◆ Aim ◆
The records that follow need to be output exactly as they are.

◆ Data entries ◆
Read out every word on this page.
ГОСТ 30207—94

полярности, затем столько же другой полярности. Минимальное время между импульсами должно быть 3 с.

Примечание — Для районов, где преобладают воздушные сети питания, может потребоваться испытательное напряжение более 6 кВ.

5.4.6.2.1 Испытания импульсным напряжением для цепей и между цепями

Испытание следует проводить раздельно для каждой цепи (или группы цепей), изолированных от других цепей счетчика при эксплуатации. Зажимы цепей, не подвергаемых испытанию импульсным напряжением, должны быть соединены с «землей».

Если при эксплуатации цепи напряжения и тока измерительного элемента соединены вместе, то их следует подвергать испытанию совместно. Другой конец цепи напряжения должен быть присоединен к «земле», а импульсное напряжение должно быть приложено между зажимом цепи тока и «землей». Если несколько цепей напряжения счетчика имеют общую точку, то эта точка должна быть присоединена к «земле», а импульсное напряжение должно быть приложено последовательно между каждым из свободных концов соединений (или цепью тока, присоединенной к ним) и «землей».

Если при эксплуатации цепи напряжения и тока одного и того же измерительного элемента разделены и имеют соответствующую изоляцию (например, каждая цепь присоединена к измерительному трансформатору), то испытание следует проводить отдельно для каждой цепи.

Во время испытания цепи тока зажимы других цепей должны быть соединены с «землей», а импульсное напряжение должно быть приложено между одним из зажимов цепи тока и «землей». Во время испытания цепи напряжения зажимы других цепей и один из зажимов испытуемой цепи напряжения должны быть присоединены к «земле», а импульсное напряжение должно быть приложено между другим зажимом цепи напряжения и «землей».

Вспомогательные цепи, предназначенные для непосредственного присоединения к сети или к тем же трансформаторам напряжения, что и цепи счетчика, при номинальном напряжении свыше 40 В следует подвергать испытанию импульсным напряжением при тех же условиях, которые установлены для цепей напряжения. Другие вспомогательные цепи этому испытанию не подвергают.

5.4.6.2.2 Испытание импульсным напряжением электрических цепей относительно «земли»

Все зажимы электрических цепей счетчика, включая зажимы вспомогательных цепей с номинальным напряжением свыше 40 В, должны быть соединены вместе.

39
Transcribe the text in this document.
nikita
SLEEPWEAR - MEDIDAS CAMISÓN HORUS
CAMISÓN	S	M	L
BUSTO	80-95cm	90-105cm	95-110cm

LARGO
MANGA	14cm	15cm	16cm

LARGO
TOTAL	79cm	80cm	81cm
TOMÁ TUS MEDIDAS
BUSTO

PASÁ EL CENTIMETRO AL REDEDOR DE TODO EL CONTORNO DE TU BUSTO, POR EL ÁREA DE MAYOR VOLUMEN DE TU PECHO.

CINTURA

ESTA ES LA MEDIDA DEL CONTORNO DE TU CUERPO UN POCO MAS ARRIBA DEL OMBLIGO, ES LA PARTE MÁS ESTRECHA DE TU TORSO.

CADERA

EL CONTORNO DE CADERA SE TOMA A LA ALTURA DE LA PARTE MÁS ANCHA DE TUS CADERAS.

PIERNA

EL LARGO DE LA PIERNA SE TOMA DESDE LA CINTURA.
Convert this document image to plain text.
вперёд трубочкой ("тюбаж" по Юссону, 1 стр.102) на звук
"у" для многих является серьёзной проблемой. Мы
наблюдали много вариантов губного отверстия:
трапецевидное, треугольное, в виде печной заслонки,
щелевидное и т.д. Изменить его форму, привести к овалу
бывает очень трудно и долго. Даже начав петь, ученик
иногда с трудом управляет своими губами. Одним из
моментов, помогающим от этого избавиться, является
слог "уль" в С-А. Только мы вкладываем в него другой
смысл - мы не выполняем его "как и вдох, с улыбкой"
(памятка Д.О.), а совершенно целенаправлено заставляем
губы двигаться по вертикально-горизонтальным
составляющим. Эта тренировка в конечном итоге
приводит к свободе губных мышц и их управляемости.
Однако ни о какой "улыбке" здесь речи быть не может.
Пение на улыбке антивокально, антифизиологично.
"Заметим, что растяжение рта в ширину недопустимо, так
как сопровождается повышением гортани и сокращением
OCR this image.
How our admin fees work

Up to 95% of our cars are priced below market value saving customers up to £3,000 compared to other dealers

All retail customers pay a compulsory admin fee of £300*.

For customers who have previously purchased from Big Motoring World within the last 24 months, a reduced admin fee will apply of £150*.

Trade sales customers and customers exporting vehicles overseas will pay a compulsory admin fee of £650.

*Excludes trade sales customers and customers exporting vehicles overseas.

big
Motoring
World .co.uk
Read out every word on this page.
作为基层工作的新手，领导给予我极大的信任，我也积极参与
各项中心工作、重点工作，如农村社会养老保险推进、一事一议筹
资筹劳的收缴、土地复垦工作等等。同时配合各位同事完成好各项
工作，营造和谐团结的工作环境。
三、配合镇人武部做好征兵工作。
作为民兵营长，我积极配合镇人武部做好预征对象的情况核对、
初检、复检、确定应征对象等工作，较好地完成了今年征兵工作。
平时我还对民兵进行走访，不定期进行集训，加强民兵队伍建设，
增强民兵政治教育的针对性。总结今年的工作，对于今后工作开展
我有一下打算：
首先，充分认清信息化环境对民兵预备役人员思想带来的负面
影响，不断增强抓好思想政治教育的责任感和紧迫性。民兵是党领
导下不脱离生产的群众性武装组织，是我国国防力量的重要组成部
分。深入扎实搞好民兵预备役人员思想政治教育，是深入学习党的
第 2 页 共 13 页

◆ Solution to the exercise ◆
Read out every word on this page.
ГОСТ 30207—94

полярности, затем столько же другой полярности. Минимальное время между импульсами должно быть 3 с.

Примечание — Для районов, где преобладают воздушные сети питания, может потребоваться испытательное напряжение более 6 кВ.

5.4.6.2.1 Испытания импульсным напряжением для цепей и между цепями

Испытание следует проводить раздельно для каждой цепи (или группы цепей), изолированных от других цепей счетчика при эксплуатации. Зажимы цепей, не подвергаемых испытанию импульсным напряжением, должны быть соединены с «землей».

Если при эксплуатации цепи напряжения и тока измерительного элемента соединены вместе, то их следует подвергать испытанию совместно. Другой конец цепи напряжения должен быть присоединен к «земле», а импульсное напряжение должно быть приложено между зажимом цепи тока и «землей». Если несколько цепей напряжения счетчика имеют общую точку, то эта точка должна быть присоединена к «земле», а импульсное напряжение должно быть приложено последовательно между каждым из свободных концов соединений (или цепью тока, присоединенной к ним) и «землей».

Если при эксплуатации цепи напряжения и тока одного и того же измерительного элемента разделены и имеют соответствующую изоляцию (например, каждая цепь присоединена к измерительному трансформатору), то испытание следует проводить отдельно для каждой цепи.

Во время испытания цепи тока зажимы других цепей должны быть соединены с «землей», а импульсное напряжение должно быть приложено между одним из зажимов цепи тока и «землей». Во время испытания цепи напряжения зажимы других цепей и один из зажимов испытуемой цепи напряжения должны быть присоединены к «земле», а импульсное напряжение должно быть приложено между другим зажимом цепи напряжения и «землей».

Вспомогательные цепи, предназначенные для непосредственного присоединения к сети или к тем же трансформаторам напряжения, что и цепи счетчика, при номинальном напряжении свыше 40 В следует подвергать испытанию импульсным напряжением при тех же условиях, которые установлены для цепей напряжения. Другие вспомогательные цепи этому испытанию не подвергают.

5.4.6.2.2 Испытание импульсным напряжением электрических цепей относительно «земли»

Все зажимы электрических цепей счетчика, включая зажимы вспомогательных цепей с номинальным напряжением свыше 40 В, должны быть соединены вместе.

39
Transcribe the text in this document.
nikita
SLEEPWEAR - MEDIDAS CAMISÓN HORUS
CAMISÓN	S	M	L
BUSTO	80-95cm	90-105cm	95-110cm

LARGO
MANGA	14cm	15cm	16cm

LARGO
TOTAL	79cm	80cm	81cm
TOMÁ TUS MEDIDAS
BUSTO

PASÁ EL CENTIMETRO AL REDEDOR DE TODO EL CONTORNO DE TU BUSTO, POR EL ÁREA DE MAYOR VOLUMEN DE TU PECHO.

CINTURA

ESTA ES LA MEDIDA DEL CONTORNO DE TU CUERPO UN POCO MAS ARRIBA DEL OMBLIGO, ES LA PARTE MÁS ESTRECHA DE TU TORSO.

CADERA

EL CONTORNO DE CADERA SE TOMA A LA ALTURA DE LA PARTE MÁS ANCHA DE TUS CADERAS.

PIERNA

EL LARGO DE LA PIERNA SE TOMA DESDE LA CINTURA.
Convert this document image to plain text.
вперёд трубочкой ("тюбаж" по Юссону, 1 стр.102) на звук
"у" для многих является серьёзной проблемой. Мы
наблюдали много вариантов губного отверстия:
трапецевидное, треугольное, в виде печной заслонки,
щелевидное и т.д. Изменить его форму, привести к овалу
бывает очень трудно и долго. Даже начав петь, ученик
иногда с трудом управляет своими губами. Одним из
моментов, помогающим от этого избавиться, является
слог "уль" в С-А. Только мы вкладываем в него другой
смысл - мы не выполняем его "как и вдох, с улыбкой"
(памятка Д.О.), а совершенно целенаправлено заставляем
губы двигаться по вертикально-горизонтальным
составляющим. Эта тренировка в конечном итоге
приводит к свободе губных мышц и их управляемости.
Однако ни о какой "улыбке" здесь речи быть не может.
Пение на улыбке антивокально, антифизиологично.
"Заметим, что растяжение рта в ширину недопустимо, так
как сопровождается повышением гортани и сокращением
OCR this image.
How our admin fees work

Up to 95% of our cars are priced below market value saving customers up to £3,000 compared to other dealers

All retail customers pay a compulsory admin fee of £300*.

For customers who have previously purchased from Big Motoring World within the last 24 months, a reduced admin fee will apply of £150*.

Trade sales customers and customers exporting vehicles overseas will pay a compulsory admin fee of £650.

*Excludes trade sales customers and customers exporting vehicles overseas.

big
Motoring
World .co.uk
Read out every word on this page.
作为基层工作的新手，领导给予我极大的信任，我也积极参与
各项中心工作、重点工作，如农村社会养老保险推进、一事一议筹
资筹劳的收缴、土地复垦工作等等。同时配合各位同事完成好各项
工作，营造和谐团结的工作环境。
三、配合镇人武部做好征兵工作。
作为民兵营长，我积极配合镇人武部做好预征对象的情况核对、
初检、复检、确定应征对象等工作，较好地完成了今年征兵工作。
平时我还对民兵进行走访，不定期进行集训，加强民兵队伍建设，
增强民兵政治教育的针对性。总结今年的工作，对于今后工作开展
我有一下打算：
首先，充分认清信息化环境对民兵预备役人员思想带来的负面
影响，不断增强抓好思想政治教育的责任感和紧迫性。民兵是党领
导下不脱离生产的群众性武装组织，是我国国防力量的重要组成部
分。深入扎实搞好民兵预备役人员思想政治教育，是深入学习党的
第 2 页 共 13 页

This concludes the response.